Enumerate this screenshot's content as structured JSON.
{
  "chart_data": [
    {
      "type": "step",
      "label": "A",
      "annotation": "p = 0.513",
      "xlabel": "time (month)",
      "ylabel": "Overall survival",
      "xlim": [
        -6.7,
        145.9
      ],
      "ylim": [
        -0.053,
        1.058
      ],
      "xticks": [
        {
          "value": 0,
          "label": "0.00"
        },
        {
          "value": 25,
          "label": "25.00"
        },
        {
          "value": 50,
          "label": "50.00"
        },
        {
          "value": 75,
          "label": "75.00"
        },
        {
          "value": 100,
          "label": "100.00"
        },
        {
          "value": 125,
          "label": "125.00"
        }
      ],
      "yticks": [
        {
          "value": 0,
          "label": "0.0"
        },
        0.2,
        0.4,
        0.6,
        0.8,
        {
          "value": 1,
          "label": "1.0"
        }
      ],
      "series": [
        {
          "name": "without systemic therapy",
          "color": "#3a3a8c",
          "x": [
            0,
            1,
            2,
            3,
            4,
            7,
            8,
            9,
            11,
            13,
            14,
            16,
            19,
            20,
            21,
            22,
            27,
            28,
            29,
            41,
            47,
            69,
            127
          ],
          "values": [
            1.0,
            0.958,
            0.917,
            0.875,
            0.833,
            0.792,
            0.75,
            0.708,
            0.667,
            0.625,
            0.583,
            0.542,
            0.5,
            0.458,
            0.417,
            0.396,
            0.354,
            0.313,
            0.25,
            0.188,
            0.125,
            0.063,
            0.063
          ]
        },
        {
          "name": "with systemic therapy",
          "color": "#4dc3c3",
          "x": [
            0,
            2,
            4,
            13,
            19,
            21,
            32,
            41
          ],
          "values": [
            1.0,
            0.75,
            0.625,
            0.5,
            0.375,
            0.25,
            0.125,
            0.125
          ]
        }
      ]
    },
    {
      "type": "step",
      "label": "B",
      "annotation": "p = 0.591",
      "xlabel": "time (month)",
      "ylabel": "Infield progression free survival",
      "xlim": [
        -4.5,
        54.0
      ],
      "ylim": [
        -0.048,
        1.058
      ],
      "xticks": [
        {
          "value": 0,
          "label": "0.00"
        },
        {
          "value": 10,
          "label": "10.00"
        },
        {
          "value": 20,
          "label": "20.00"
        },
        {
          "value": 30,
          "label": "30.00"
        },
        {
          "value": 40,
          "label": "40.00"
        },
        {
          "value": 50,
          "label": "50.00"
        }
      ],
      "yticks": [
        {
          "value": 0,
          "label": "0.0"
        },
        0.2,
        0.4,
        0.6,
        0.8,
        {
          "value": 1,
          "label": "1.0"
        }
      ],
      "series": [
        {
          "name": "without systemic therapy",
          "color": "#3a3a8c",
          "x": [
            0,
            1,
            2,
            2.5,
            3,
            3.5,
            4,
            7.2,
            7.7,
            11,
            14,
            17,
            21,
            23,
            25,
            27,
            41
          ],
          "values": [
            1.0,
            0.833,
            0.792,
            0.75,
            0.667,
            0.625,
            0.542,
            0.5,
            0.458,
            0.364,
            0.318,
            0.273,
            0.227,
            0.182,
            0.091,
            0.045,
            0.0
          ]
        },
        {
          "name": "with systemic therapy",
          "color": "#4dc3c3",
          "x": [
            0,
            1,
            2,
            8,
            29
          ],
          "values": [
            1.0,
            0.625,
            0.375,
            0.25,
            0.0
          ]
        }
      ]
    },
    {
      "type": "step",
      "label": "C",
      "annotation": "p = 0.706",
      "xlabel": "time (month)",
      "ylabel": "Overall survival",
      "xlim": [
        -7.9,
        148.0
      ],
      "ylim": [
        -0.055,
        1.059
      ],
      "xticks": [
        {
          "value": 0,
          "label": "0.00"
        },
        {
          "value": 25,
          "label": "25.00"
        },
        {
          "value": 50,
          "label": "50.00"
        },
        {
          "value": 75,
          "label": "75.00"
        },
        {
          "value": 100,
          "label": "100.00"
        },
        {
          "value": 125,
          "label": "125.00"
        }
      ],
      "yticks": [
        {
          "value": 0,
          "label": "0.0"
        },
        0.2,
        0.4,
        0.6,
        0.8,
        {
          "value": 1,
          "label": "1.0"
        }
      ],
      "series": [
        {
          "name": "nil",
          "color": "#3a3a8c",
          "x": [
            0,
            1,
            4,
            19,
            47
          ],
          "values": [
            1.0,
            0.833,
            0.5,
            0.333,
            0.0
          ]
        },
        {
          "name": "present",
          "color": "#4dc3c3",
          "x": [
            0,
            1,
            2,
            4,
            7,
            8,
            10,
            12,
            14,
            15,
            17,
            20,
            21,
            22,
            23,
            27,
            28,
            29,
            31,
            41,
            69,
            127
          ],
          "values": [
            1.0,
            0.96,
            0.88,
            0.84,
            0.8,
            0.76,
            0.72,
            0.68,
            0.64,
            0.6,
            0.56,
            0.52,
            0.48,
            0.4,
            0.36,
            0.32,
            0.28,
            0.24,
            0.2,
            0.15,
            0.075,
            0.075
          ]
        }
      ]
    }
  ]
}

* TASK TO CARRY OUT
Please reproduce every line of the material word for word.

* PROBLEM SOLUTION
Enumerate this screenshot's content as structured JSON.
{
  "chart_data": [
    {
      "type": "step",
      "label": "A",
      "annotation": "p = 0.513",
      "xlabel": "time (month)",
      "ylabel": "Overall survival",
      "xlim": [
        -6.7,
        145.9
      ],
      "ylim": [
        -0.053,
        1.058
      ],
      "xticks": [
        {
          "value": 0,
          "label": "0.00"
        },
        {
          "value": 25,
          "label": "25.00"
        },
        {
          "value": 50,
          "label": "50.00"
        },
        {
          "value": 75,
          "label": "75.00"
        },
        {
          "value": 100,
          "label": "100.00"
        },
        {
          "value": 125,
          "label": "125.00"
        }
      ],
      "yticks": [
        {
          "value": 0,
          "label": "0.0"
        },
        0.2,
        0.4,
        0.6,
        0.8,
        {
          "value": 1,
          "label": "1.0"
        }
      ],
      "series": [
        {
          "name": "without systemic therapy",
          "color": "#3a3a8c",
          "x": [
            0,
            1,
            2,
            3,
            4,
            7,
            8,
            9,
            11,
            13,
            14,
            16,
            19,
            20,
            21,
            22,
            27,
            28,
            29,
            41,
            47,
            69,
            127
          ],
          "values": [
            1.0,
            0.958,
            0.917,
            0.875,
            0.833,
            0.792,
            0.75,
            0.708,
            0.667,
            0.625,
            0.583,
            0.542,
            0.5,
            0.458,
            0.417,
            0.396,
            0.354,
            0.313,
            0.25,
            0.188,
            0.125,
            0.063,
            0.063
          ]
        },
        {
          "name": "with systemic therapy",
          "color": "#4dc3c3",
          "x": [
            0,
            2,
            4,
            13,
            19,
            21,
            32,
            41
          ],
          "values": [
            1.0,
            0.75,
            0.625,
            0.5,
            0.375,
            0.25,
            0.125,
            0.125
          ]
        }
      ]
    },
    {
      "type": "step",
      "label": "B",
      "annotation": "p = 0.591",
      "xlabel": "time (month)",
      "ylabel": "Infield progression free survival",
      "xlim": [
        -4.5,
        54.0
      ],
      "ylim": [
        -0.048,
        1.058
      ],
      "xticks": [
        {
          "value": 0,
          "label": "0.00"
        },
        {
          "value": 10,
          "label": "10.00"
        },
        {
          "value": 20,
          "label": "20.00"
        },
        {
          "value": 30,
          "label": "30.00"
        },
        {
          "value": 40,
          "label": "40.00"
        },
        {
          "value": 50,
          "label": "50.00"
        }
      ],
      "yticks": [
        {
          "value": 0,
          "label": "0.0"
        },
        0.2,
        0.4,
        0.6,
        0.8,
        {
          "value": 1,
          "label": "1.0"
        }
      ],
      "series": [
        {
          "name": "without systemic therapy",
          "color": "#3a3a8c",
          "x": [
            0,
            1,
            2,
            2.5,
            3,
            3.5,
            4,
            7.2,
            7.7,
            11,
            14,
            17,
            21,
            23,
            25,
            27,
            41
          ],
          "values": [
            1.0,
            0.833,
            0.792,
            0.75,
            0.667,
            0.625,
            0.542,
            0.5,
            0.458,
            0.364,
            0.318,
            0.273,
            0.227,
            0.182,
            0.091,
            0.045,
            0.0
          ]
        },
        {
          "name": "with systemic therapy",
          "color": "#4dc3c3",
          "x": [
            0,
            1,
            2,
            8,
            29
          ],
          "values": [
            1.0,
            0.625,
            0.375,
            0.25,
            0.0
          ]
        }
      ]
    },
    {
      "type": "step",
      "label": "C",
      "annotation": "p = 0.706",
      "xlabel": "time (month)",
      "ylabel": "Overall survival",
      "xlim": [
        -7.9,
        148.0
      ],
      "ylim": [
        -0.055,
        1.059
      ],
      "xticks": [
        {
          "value": 0,
          "label": "0.00"
        },
        {
          "value": 25,
          "label": "25.00"
        },
        {
          "value": 50,
          "label": "50.00"
        },
        {
          "value": 75,
          "label": "75.00"
        },
        {
          "value": 100,
          "label": "100.00"
        },
        {
          "value": 125,
          "label": "125.00"
        }
      ],
      "yticks": [
        {
          "value": 0,
          "label": "0.0"
        },
        0.2,
        0.4,
        0.6,
        0.8,
        {
          "value": 1,
          "label": "1.0"
        }
      ],
      "series": [
        {
          "name": "nil",
          "color": "#3a3a8c",
          "x": [
            0,
            1,
            4,
            19,
            47
          ],
          "values": [
            1.0,
            0.833,
            0.5,
            0.333,
            0.0
          ]
        },
        {
          "name": "present",
          "color": "#4dc3c3",
          "x": [
            0,
            1,
            2,
            4,
            7,
            8,
            10,
            12,
            14,
            15,
            17,
            20,
            21,
            22,
            23,
            27,
            28,
            29,
            31,
            41,
            69,
            127
          ],
          "values": [
            1.0,
            0.96,
            0.88,
            0.84,
            0.8,
            0.76,
            0.72,
            0.68,
            0.64,
            0.6,
            0.56,
            0.52,
            0.48,
            0.4,
            0.36,
            0.32,
            0.28,
            0.24,
            0.2,
            0.15,
            0.075,
            0.075
          ]
        }
      ]
    }
  ]
}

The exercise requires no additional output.